- WORK INSTRUCTIONS
Transcribe every line exactly. Leave the pictures behind.

- Collection entries

════════════════

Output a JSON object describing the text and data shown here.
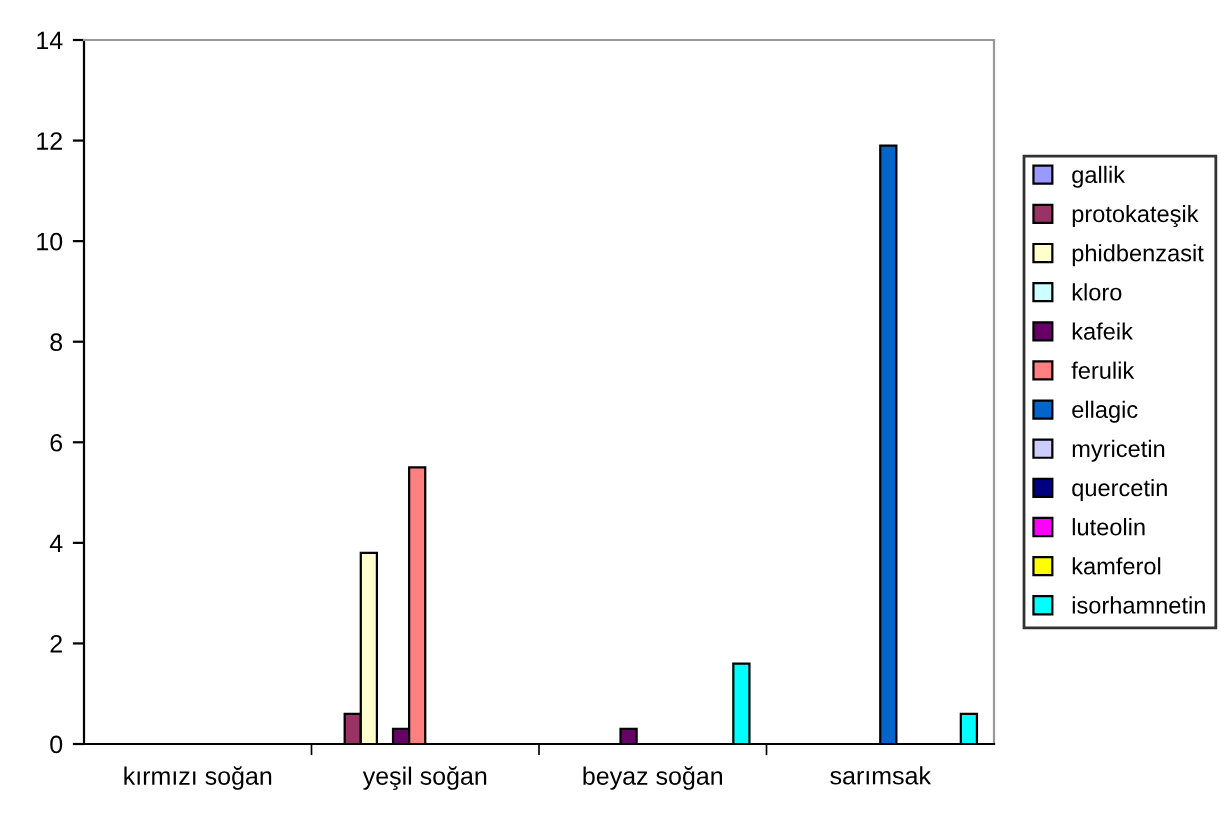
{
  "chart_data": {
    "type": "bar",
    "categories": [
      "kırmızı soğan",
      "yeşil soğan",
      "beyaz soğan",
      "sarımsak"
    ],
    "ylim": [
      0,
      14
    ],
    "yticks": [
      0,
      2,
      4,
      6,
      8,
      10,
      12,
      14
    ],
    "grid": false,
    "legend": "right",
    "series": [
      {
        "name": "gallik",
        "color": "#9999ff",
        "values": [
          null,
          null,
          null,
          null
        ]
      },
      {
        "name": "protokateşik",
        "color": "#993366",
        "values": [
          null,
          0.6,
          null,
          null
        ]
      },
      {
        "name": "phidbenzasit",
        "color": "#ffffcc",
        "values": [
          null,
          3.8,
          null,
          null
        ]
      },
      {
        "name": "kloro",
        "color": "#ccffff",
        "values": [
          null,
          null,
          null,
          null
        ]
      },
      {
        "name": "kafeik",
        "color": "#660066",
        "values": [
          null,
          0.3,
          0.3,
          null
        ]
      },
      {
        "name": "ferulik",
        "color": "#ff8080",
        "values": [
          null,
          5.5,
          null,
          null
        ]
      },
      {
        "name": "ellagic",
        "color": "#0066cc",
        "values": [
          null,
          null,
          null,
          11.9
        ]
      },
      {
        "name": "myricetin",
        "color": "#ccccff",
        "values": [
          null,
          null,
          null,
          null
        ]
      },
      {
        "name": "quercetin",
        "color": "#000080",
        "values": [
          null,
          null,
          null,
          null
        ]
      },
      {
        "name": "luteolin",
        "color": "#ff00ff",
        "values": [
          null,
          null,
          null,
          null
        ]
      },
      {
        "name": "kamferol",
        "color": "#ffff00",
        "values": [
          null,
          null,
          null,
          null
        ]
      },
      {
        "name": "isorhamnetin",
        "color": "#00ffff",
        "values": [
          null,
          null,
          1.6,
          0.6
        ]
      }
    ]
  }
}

════════════════

- PROBLEM SOLUTION
Output a JSON object describing the text and data shown here.
{
  "chart_data": {
    "type": "bar",
    "categories": [
      "kırmızı soğan",
      "yeşil soğan",
      "beyaz soğan",
      "sarımsak"
    ],
    "ylim": [
      0,
      14
    ],
    "yticks": [
      0,
      2,
      4,
      6,
      8,
      10,
      12,
      14
    ],
    "grid": false,
    "legend": "right",
    "series": [
      {
        "name": "gallik",
        "color": "#9999ff",
        "values": [
          null,
          null,
          null,
          null
        ]
      },
      {
        "name": "protokateşik",
        "color": "#993366",
        "values": [
          null,
          0.6,
          null,
          null
        ]
      },
      {
        "name": "phidbenzasit",
        "color": "#ffffcc",
        "values": [
          null,
          3.8,
          null,
          null
        ]
      },
      {
        "name": "kloro",
        "color": "#ccffff",
        "values": [
          null,
          null,
          null,
          null
        ]
      },
      {
        "name": "kafeik",
        "color": "#660066",
        "values": [
          null,
          0.3,
          0.3,
          null
        ]
      },
      {
        "name": "ferulik",
        "color": "#ff8080",
        "values": [
          null,
          5.5,
          null,
          null
        ]
      },
      {
        "name": "ellagic",
        "color": "#0066cc",
        "values": [
          null,
          null,
          null,
          11.9
        ]
      },
      {
        "name": "myricetin",
        "color": "#ccccff",
        "values": [
          null,
          null,
          null,
          null
        ]
      },
      {
        "name": "quercetin",
        "color": "#000080",
        "values": [
          null,
          null,
          null,
          null
        ]
      },
      {
        "name": "luteolin",
        "color": "#ff00ff",
        "values": [
          null,
          null,
          null,
          null
        ]
      },
      {
        "name": "kamferol",
        "color": "#ffff00",
        "values": [
          null,
          null,
          null,
          null
        ]
      },
      {
        "name": "isorhamnetin",
        "color": "#00ffff",
        "values": [
          null,
          null,
          1.6,
          0.6
        ]
      }
    ]
  }
}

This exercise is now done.